## WRITTEN PROBLEM
Please pull out every line that includes the string "строительства".

Extracted data entries:
-- -- --

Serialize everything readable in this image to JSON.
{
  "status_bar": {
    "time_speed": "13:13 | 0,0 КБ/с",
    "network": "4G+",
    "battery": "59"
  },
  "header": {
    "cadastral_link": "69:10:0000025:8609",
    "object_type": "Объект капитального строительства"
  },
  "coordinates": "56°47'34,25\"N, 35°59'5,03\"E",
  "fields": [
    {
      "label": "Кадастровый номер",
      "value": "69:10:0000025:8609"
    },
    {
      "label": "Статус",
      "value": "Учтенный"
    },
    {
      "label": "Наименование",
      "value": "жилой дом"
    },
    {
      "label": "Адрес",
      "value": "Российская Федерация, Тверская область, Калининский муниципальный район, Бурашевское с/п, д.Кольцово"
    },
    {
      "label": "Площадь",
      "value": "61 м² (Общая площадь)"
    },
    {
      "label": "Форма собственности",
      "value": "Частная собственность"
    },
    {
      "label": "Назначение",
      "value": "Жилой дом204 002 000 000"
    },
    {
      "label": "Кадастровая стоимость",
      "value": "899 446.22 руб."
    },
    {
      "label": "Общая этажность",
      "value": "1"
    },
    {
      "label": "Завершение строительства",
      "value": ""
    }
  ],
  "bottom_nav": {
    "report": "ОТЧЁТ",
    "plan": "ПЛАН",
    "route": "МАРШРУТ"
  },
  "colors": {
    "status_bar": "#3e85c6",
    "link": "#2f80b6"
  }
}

-- -- --

## PROBLEM SOLUTION
    "object_type": "Объект капитального строительства"
      "label": "Завершение строительства",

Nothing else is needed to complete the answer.